+++ INFORMATION SUPPLIED +++
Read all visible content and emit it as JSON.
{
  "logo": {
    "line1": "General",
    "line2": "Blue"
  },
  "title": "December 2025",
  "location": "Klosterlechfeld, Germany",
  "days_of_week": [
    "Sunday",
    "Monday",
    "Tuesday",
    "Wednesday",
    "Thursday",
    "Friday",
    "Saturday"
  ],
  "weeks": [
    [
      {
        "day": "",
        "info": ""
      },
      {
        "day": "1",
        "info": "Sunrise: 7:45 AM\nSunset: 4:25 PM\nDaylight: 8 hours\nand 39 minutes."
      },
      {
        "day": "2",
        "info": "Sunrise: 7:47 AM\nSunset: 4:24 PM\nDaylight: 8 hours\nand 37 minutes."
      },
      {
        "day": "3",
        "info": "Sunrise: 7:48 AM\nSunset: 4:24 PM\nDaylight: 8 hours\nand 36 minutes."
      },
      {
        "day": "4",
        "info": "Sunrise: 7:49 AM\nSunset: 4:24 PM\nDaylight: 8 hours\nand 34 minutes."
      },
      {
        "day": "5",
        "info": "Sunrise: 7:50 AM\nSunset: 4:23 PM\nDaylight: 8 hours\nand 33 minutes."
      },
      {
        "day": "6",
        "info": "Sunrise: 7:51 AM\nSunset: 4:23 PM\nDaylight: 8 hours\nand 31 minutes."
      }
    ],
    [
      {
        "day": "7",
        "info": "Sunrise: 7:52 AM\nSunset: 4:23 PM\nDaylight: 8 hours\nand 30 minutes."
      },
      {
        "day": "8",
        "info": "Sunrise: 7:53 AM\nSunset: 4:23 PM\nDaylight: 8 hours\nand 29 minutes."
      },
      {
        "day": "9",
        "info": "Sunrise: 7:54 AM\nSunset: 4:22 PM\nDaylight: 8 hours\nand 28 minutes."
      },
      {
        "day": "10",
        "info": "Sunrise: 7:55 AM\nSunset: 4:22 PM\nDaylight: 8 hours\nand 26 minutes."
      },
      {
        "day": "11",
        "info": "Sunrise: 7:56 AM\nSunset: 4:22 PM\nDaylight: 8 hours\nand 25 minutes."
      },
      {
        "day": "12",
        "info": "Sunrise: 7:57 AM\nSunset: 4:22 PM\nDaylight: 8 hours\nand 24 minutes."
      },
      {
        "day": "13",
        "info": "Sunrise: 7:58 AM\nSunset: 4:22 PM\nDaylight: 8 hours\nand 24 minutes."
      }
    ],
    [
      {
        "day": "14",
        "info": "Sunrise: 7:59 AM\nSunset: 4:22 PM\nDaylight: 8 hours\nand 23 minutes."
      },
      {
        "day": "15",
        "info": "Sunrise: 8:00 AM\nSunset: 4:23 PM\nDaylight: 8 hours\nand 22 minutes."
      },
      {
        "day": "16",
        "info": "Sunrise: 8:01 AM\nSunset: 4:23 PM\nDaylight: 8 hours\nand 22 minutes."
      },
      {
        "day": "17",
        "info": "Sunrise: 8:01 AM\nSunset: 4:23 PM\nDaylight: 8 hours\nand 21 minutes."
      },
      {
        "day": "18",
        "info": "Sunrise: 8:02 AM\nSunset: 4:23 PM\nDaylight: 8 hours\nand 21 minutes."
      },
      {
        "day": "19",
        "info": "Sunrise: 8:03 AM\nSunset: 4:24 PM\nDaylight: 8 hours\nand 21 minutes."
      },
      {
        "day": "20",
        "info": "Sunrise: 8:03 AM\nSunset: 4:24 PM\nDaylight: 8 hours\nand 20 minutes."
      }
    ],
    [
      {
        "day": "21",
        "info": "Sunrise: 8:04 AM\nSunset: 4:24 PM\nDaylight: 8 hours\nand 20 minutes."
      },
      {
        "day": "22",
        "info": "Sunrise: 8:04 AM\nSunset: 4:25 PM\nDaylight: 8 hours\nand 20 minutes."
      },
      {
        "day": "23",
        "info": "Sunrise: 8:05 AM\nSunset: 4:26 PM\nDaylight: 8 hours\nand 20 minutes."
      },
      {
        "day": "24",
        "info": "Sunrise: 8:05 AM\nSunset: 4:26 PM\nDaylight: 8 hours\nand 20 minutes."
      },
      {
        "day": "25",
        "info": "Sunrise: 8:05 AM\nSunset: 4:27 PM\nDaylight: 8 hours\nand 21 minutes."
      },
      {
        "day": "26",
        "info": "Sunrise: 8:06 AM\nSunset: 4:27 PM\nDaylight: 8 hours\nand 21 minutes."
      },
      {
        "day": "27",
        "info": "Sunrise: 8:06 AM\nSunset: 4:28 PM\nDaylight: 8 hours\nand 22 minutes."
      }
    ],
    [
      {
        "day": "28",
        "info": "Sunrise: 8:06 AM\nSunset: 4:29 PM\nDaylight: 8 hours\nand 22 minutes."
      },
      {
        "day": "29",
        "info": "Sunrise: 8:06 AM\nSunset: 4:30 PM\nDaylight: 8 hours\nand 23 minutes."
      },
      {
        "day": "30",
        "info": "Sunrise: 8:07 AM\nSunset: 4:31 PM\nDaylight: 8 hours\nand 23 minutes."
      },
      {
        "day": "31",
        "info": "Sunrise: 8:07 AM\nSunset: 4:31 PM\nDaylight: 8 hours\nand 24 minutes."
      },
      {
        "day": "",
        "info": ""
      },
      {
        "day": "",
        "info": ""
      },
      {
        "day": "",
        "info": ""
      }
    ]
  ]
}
+++
YOUR OBJECTIVE.
Set down all of the entries exactly, please.

WRITTEN ANSWER.
Read all visible content and emit it as JSON.
{
  "logo": {
    "line1": "General",
    "line2": "Blue"
  },
  "title": "December 2025",
  "location": "Klosterlechfeld, Germany",
  "days_of_week": [
    "Sunday",
    "Monday",
    "Tuesday",
    "Wednesday",
    "Thursday",
    "Friday",
    "Saturday"
  ],
  "weeks": [
    [
      {
        "day": "",
        "info": ""
      },
      {
        "day": "1",
        "info": "Sunrise: 7:45 AM\nSunset: 4:25 PM\nDaylight: 8 hours\nand 39 minutes."
      },
      {
        "day": "2",
        "info": "Sunrise: 7:47 AM\nSunset: 4:24 PM\nDaylight: 8 hours\nand 37 minutes."
      },
      {
        "day": "3",
        "info": "Sunrise: 7:48 AM\nSunset: 4:24 PM\nDaylight: 8 hours\nand 36 minutes."
      },
      {
        "day": "4",
        "info": "Sunrise: 7:49 AM\nSunset: 4:24 PM\nDaylight: 8 hours\nand 34 minutes."
      },
      {
        "day": "5",
        "info": "Sunrise: 7:50 AM\nSunset: 4:23 PM\nDaylight: 8 hours\nand 33 minutes."
      },
      {
        "day": "6",
        "info": "Sunrise: 7:51 AM\nSunset: 4:23 PM\nDaylight: 8 hours\nand 31 minutes."
      }
    ],
    [
      {
        "day": "7",
        "info": "Sunrise: 7:52 AM\nSunset: 4:23 PM\nDaylight: 8 hours\nand 30 minutes."
      },
      {
        "day": "8",
        "info": "Sunrise: 7:53 AM\nSunset: 4:23 PM\nDaylight: 8 hours\nand 29 minutes."
      },
      {
        "day": "9",
        "info": "Sunrise: 7:54 AM\nSunset: 4:22 PM\nDaylight: 8 hours\nand 28 minutes."
      },
      {
        "day": "10",
        "info": "Sunrise: 7:55 AM\nSunset: 4:22 PM\nDaylight: 8 hours\nand 26 minutes."
      },
      {
        "day": "11",
        "info": "Sunrise: 7:56 AM\nSunset: 4:22 PM\nDaylight: 8 hours\nand 25 minutes."
      },
      {
        "day": "12",
        "info": "Sunrise: 7:57 AM\nSunset: 4:22 PM\nDaylight: 8 hours\nand 24 minutes."
      },
      {
        "day": "13",
        "info": "Sunrise: 7:58 AM\nSunset: 4:22 PM\nDaylight: 8 hours\nand 24 minutes."
      }
    ],
    [
      {
        "day": "14",
        "info": "Sunrise: 7:59 AM\nSunset: 4:22 PM\nDaylight: 8 hours\nand 23 minutes."
      },
      {
        "day": "15",
        "info": "Sunrise: 8:00 AM\nSunset: 4:23 PM\nDaylight: 8 hours\nand 22 minutes."
      },
      {
        "day": "16",
        "info": "Sunrise: 8:01 AM\nSunset: 4:23 PM\nDaylight: 8 hours\nand 22 minutes."
      },
      {
        "day": "17",
        "info": "Sunrise: 8:01 AM\nSunset: 4:23 PM\nDaylight: 8 hours\nand 21 minutes."
      },
      {
        "day": "18",
        "info": "Sunrise: 8:02 AM\nSunset: 4:23 PM\nDaylight: 8 hours\nand 21 minutes."
      },
      {
        "day": "19",
        "info": "Sunrise: 8:03 AM\nSunset: 4:24 PM\nDaylight: 8 hours\nand 21 minutes."
      },
      {
        "day": "20",
        "info": "Sunrise: 8:03 AM\nSunset: 4:24 PM\nDaylight: 8 hours\nand 20 minutes."
      }
    ],
    [
      {
        "day": "21",
        "info": "Sunrise: 8:04 AM\nSunset: 4:24 PM\nDaylight: 8 hours\nand 20 minutes."
      },
      {
        "day": "22",
        "info": "Sunrise: 8:04 AM\nSunset: 4:25 PM\nDaylight: 8 hours\nand 20 minutes."
      },
      {
        "day": "23",
        "info": "Sunrise: 8:05 AM\nSunset: 4:26 PM\nDaylight: 8 hours\nand 20 minutes."
      },
      {
        "day": "24",
        "info": "Sunrise: 8:05 AM\nSunset: 4:26 PM\nDaylight: 8 hours\nand 20 minutes."
      },
      {
        "day": "25",
        "info": "Sunrise: 8:05 AM\nSunset: 4:27 PM\nDaylight: 8 hours\nand 21 minutes."
      },
      {
        "day": "26",
        "info": "Sunrise: 8:06 AM\nSunset: 4:27 PM\nDaylight: 8 hours\nand 21 minutes."
      },
      {
        "day": "27",
        "info": "Sunrise: 8:06 AM\nSunset: 4:28 PM\nDaylight: 8 hours\nand 22 minutes."
      }
    ],
    [
      {
        "day": "28",
        "info": "Sunrise: 8:06 AM\nSunset: 4:29 PM\nDaylight: 8 hours\nand 22 minutes."
      },
      {
        "day": "29",
        "info": "Sunrise: 8:06 AM\nSunset: 4:30 PM\nDaylight: 8 hours\nand 23 minutes."
      },
      {
        "day": "30",
        "info": "Sunrise: 8:07 AM\nSunset: 4:31 PM\nDaylight: 8 hours\nand 23 minutes."
      },
      {
        "day": "31",
        "info": "Sunrise: 8:07 AM\nSunset: 4:31 PM\nDaylight: 8 hours\nand 24 minutes."
      },
      {
        "day": "",
        "info": ""
      },
      {
        "day": "",
        "info": ""
      },
      {
        "day": "",
        "info": ""
      }
    ]
  ]
}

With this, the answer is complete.